**Data excerpts**
+ + + +
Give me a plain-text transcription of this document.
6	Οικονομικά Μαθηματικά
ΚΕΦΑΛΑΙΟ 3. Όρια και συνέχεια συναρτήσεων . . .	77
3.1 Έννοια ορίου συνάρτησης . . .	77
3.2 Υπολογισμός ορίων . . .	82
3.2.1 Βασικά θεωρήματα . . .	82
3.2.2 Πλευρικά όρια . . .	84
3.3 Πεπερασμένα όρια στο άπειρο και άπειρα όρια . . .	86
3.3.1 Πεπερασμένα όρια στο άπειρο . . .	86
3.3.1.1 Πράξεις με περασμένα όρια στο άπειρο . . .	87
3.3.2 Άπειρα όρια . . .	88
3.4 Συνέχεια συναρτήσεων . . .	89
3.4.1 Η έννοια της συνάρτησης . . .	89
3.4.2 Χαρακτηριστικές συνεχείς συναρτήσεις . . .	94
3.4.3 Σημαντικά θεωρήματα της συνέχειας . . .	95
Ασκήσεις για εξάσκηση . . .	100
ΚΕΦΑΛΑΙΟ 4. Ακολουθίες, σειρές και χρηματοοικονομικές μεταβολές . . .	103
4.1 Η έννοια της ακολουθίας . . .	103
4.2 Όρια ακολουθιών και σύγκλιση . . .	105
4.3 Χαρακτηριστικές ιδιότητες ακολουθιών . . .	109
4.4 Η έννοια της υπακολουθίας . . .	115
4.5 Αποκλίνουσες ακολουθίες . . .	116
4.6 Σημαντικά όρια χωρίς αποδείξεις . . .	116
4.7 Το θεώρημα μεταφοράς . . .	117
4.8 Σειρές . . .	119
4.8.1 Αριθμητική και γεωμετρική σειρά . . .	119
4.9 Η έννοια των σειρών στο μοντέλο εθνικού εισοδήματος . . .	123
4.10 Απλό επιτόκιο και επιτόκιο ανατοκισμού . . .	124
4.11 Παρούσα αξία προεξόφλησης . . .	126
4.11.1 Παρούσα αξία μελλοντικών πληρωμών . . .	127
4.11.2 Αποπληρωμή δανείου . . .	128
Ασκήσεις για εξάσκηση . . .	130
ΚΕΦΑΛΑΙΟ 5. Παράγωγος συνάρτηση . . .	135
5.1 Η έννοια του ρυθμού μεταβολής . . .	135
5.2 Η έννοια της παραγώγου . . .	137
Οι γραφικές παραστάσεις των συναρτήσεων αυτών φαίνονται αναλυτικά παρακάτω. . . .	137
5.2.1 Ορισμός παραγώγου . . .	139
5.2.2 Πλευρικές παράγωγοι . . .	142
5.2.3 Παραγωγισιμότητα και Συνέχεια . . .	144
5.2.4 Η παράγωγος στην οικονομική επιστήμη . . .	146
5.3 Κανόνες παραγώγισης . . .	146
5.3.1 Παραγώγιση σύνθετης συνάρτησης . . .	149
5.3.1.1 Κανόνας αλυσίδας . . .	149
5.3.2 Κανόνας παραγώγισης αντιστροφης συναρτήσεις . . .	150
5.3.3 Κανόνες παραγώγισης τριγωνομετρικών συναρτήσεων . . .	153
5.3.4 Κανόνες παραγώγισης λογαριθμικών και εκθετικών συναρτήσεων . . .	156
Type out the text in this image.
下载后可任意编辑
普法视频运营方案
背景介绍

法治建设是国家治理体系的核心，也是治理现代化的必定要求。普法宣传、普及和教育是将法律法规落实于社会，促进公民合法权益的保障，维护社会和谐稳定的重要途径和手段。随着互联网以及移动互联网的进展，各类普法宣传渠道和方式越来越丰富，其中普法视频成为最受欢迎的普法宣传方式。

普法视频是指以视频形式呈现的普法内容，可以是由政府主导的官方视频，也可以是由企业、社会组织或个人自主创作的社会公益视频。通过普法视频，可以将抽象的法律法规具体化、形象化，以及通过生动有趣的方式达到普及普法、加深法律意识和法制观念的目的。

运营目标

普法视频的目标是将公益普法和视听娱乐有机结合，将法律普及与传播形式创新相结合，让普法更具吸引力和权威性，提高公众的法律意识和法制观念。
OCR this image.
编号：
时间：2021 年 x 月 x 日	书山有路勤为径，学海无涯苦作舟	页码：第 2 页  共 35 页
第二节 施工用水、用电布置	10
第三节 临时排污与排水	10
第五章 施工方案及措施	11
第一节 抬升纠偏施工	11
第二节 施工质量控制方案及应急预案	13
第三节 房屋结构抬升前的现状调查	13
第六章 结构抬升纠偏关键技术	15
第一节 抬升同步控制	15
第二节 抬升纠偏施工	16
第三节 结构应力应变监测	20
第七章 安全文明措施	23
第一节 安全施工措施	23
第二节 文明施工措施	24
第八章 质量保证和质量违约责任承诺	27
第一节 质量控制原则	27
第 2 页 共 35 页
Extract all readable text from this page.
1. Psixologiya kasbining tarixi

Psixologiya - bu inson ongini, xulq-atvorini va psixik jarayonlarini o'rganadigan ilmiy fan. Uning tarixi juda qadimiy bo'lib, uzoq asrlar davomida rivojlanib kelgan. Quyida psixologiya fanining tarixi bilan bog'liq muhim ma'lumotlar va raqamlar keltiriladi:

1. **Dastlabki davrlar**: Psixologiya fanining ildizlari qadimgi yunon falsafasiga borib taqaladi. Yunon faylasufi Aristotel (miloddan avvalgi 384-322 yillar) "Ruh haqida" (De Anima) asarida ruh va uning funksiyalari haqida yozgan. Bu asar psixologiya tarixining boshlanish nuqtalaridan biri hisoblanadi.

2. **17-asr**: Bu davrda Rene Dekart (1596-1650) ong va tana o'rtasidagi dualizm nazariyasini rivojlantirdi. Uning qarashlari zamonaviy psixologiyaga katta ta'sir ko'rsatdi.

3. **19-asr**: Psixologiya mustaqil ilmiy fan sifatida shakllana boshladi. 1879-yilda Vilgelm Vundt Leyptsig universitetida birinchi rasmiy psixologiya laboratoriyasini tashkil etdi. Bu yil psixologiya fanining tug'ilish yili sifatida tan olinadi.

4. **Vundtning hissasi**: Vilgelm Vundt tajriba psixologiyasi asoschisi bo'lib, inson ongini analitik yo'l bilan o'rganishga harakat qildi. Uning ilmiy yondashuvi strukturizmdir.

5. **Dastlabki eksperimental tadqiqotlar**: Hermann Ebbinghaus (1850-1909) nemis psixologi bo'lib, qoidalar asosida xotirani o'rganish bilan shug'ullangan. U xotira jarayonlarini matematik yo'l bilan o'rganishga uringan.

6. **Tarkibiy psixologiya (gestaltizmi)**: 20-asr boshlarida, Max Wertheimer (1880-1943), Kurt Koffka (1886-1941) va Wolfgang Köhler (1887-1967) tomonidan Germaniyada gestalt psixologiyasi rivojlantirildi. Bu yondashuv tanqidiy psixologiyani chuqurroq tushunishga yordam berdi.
+ + + +
**Set problem**
Repeat every record exactly as written, please.

**Finished answer**
Give me a plain-text transcription of this document.
6	Οικονομικά Μαθηματικά
ΚΕΦΑΛΑΙΟ 3. Όρια και συνέχεια συναρτήσεων . . .	77
3.1 Έννοια ορίου συνάρτησης . . .	77
3.2 Υπολογισμός ορίων . . .	82
3.2.1 Βασικά θεωρήματα . . .	82
3.2.2 Πλευρικά όρια . . .	84
3.3 Πεπερασμένα όρια στο άπειρο και άπειρα όρια . . .	86
3.3.1 Πεπερασμένα όρια στο άπειρο . . .	86
3.3.1.1 Πράξεις με περασμένα όρια στο άπειρο . . .	87
3.3.2 Άπειρα όρια . . .	88
3.4 Συνέχεια συναρτήσεων . . .	89
3.4.1 Η έννοια της συνάρτησης . . .	89
3.4.2 Χαρακτηριστικές συνεχείς συναρτήσεις . . .	94
3.4.3 Σημαντικά θεωρήματα της συνέχειας . . .	95
Ασκήσεις για εξάσκηση . . .	100
ΚΕΦΑΛΑΙΟ 4. Ακολουθίες, σειρές και χρηματοοικονομικές μεταβολές . . .	103
4.1 Η έννοια της ακολουθίας . . .	103
4.2 Όρια ακολουθιών και σύγκλιση . . .	105
4.3 Χαρακτηριστικές ιδιότητες ακολουθιών . . .	109
4.4 Η έννοια της υπακολουθίας . . .	115
4.5 Αποκλίνουσες ακολουθίες . . .	116
4.6 Σημαντικά όρια χωρίς αποδείξεις . . .	116
4.7 Το θεώρημα μεταφοράς . . .	117
4.8 Σειρές . . .	119
4.8.1 Αριθμητική και γεωμετρική σειρά . . .	119
4.9 Η έννοια των σειρών στο μοντέλο εθνικού εισοδήματος . . .	123
4.10 Απλό επιτόκιο και επιτόκιο ανατοκισμού . . .	124
4.11 Παρούσα αξία προεξόφλησης . . .	126
4.11.1 Παρούσα αξία μελλοντικών πληρωμών . . .	127
4.11.2 Αποπληρωμή δανείου . . .	128
Ασκήσεις για εξάσκηση . . .	130
ΚΕΦΑΛΑΙΟ 5. Παράγωγος συνάρτηση . . .	135
5.1 Η έννοια του ρυθμού μεταβολής . . .	135
5.2 Η έννοια της παραγώγου . . .	137
Οι γραφικές παραστάσεις των συναρτήσεων αυτών φαίνονται αναλυτικά παρακάτω. . . .	137
5.2.1 Ορισμός παραγώγου . . .	139
5.2.2 Πλευρικές παράγωγοι . . .	142
5.2.3 Παραγωγισιμότητα και Συνέχεια . . .	144
5.2.4 Η παράγωγος στην οικονομική επιστήμη . . .	146
5.3 Κανόνες παραγώγισης . . .	146
5.3.1 Παραγώγιση σύνθετης συνάρτησης . . .	149
5.3.1.1 Κανόνας αλυσίδας . . .	149
5.3.2 Κανόνας παραγώγισης αντιστροφης συναρτήσεις . . .	150
5.3.3 Κανόνες παραγώγισης τριγωνομετρικών συναρτήσεων . . .	153
5.3.4 Κανόνες παραγώγισης λογαριθμικών και εκθετικών συναρτήσεων . . .	156
Type out the text in this image.
下载后可任意编辑
普法视频运营方案
背景介绍

法治建设是国家治理体系的核心，也是治理现代化的必定要求。普法宣传、普及和教育是将法律法规落实于社会，促进公民合法权益的保障，维护社会和谐稳定的重要途径和手段。随着互联网以及移动互联网的进展，各类普法宣传渠道和方式越来越丰富，其中普法视频成为最受欢迎的普法宣传方式。

普法视频是指以视频形式呈现的普法内容，可以是由政府主导的官方视频，也可以是由企业、社会组织或个人自主创作的社会公益视频。通过普法视频，可以将抽象的法律法规具体化、形象化，以及通过生动有趣的方式达到普及普法、加深法律意识和法制观念的目的。

运营目标

普法视频的目标是将公益普法和视听娱乐有机结合，将法律普及与传播形式创新相结合，让普法更具吸引力和权威性，提高公众的法律意识和法制观念。
OCR this image.
编号：
时间：2021 年 x 月 x 日	书山有路勤为径，学海无涯苦作舟	页码：第 2 页  共 35 页
第二节 施工用水、用电布置	10
第三节 临时排污与排水	10
第五章 施工方案及措施	11
第一节 抬升纠偏施工	11
第二节 施工质量控制方案及应急预案	13
第三节 房屋结构抬升前的现状调查	13
第六章 结构抬升纠偏关键技术	15
第一节 抬升同步控制	15
第二节 抬升纠偏施工	16
第三节 结构应力应变监测	20
第七章 安全文明措施	23
第一节 安全施工措施	23
第二节 文明施工措施	24
第八章 质量保证和质量违约责任承诺	27
第一节 质量控制原则	27
第 2 页 共 35 页
Extract all readable text from this page.
1. Psixologiya kasbining tarixi

Psixologiya - bu inson ongini, xulq-atvorini va psixik jarayonlarini o'rganadigan ilmiy fan. Uning tarixi juda qadimiy bo'lib, uzoq asrlar davomida rivojlanib kelgan. Quyida psixologiya fanining tarixi bilan bog'liq muhim ma'lumotlar va raqamlar keltiriladi:

1. **Dastlabki davrlar**: Psixologiya fanining ildizlari qadimgi yunon falsafasiga borib taqaladi. Yunon faylasufi Aristotel (miloddan avvalgi 384-322 yillar) "Ruh haqida" (De Anima) asarida ruh va uning funksiyalari haqida yozgan. Bu asar psixologiya tarixining boshlanish nuqtalaridan biri hisoblanadi.

2. **17-asr**: Bu davrda Rene Dekart (1596-1650) ong va tana o'rtasidagi dualizm nazariyasini rivojlantirdi. Uning qarashlari zamonaviy psixologiyaga katta ta'sir ko'rsatdi.

3. **19-asr**: Psixologiya mustaqil ilmiy fan sifatida shakllana boshladi. 1879-yilda Vilgelm Vundt Leyptsig universitetida birinchi rasmiy psixologiya laboratoriyasini tashkil etdi. Bu yil psixologiya fanining tug'ilish yili sifatida tan olinadi.

4. **Vundtning hissasi**: Vilgelm Vundt tajriba psixologiyasi asoschisi bo'lib, inson ongini analitik yo'l bilan o'rganishga harakat qildi. Uning ilmiy yondashuvi strukturizmdir.

5. **Dastlabki eksperimental tadqiqotlar**: Hermann Ebbinghaus (1850-1909) nemis psixologi bo'lib, qoidalar asosida xotirani o'rganish bilan shug'ullangan. U xotira jarayonlarini matematik yo'l bilan o'rganishga uringan.

6. **Tarkibiy psixologiya (gestaltizmi)**: 20-asr boshlarida, Max Wertheimer (1880-1943), Kurt Koffka (1886-1941) va Wolfgang Köhler (1887-1967) tomonidan Germaniyada gestalt psixologiyasi rivojlantirildi. Bu yondashuv tanqidiy psixologiyani chuqurroq tushunishga yordam berdi.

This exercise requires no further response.